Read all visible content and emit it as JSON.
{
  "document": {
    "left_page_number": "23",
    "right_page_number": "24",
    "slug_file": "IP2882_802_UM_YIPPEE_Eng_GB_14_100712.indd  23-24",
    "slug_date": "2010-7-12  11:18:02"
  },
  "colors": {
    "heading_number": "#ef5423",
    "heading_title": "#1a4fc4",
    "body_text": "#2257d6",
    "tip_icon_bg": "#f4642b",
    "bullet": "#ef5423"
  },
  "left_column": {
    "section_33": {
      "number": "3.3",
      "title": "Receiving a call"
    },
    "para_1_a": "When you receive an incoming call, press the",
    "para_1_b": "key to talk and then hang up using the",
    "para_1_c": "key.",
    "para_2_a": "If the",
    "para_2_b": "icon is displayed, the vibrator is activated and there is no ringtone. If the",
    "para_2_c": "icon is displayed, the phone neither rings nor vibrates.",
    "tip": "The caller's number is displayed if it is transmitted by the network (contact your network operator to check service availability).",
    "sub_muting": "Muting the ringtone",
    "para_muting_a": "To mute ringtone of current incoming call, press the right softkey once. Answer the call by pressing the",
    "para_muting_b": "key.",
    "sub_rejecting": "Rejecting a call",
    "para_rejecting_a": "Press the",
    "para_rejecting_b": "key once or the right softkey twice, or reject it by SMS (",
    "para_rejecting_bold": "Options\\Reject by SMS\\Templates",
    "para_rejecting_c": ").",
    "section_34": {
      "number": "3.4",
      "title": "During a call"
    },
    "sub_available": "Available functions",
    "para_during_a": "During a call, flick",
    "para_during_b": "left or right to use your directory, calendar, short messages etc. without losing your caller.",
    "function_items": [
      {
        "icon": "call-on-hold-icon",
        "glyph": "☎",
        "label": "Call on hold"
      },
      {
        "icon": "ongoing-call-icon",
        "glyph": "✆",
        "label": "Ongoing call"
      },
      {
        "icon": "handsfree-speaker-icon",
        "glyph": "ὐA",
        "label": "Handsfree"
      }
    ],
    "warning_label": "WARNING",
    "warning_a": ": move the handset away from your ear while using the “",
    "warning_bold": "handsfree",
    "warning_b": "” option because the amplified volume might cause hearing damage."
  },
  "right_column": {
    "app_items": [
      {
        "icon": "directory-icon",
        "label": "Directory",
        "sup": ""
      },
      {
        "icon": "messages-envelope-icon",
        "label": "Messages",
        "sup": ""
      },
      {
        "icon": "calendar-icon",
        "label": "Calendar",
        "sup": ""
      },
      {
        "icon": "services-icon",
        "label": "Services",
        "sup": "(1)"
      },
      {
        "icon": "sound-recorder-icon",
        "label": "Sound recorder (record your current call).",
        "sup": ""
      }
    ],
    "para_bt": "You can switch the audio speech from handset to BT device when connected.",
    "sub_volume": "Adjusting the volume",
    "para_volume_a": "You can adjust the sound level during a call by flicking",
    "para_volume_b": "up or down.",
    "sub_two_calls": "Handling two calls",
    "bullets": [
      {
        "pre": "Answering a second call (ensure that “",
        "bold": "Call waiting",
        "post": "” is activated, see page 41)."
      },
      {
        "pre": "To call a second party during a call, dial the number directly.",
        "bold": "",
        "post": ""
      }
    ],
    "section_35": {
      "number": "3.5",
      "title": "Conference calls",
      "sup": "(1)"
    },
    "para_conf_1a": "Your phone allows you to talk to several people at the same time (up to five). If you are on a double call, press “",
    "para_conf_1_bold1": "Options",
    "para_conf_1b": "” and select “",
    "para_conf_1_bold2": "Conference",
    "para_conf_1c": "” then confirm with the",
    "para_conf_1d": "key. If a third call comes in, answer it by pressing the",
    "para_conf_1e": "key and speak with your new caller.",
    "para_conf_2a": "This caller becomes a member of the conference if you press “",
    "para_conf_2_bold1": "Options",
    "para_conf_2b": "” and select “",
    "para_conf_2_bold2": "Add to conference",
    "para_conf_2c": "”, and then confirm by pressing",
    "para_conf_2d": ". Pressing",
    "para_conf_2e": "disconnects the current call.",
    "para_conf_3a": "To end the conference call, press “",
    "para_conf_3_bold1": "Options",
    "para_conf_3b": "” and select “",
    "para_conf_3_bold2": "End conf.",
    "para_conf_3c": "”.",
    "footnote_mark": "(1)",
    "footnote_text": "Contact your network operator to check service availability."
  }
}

§

→ **Objective**:
Search the records for the string "ringtone" and return every line in which it occurs.

→ **Response**:
    "para_2_b": "icon is displayed, the vibrator is activated and there is no ringtone. If the",
    "sub_muting": "Muting the ringtone",
    "para_muting_a": "To mute ringtone of current incoming call, press the right softkey once. Answer the call by pressing the",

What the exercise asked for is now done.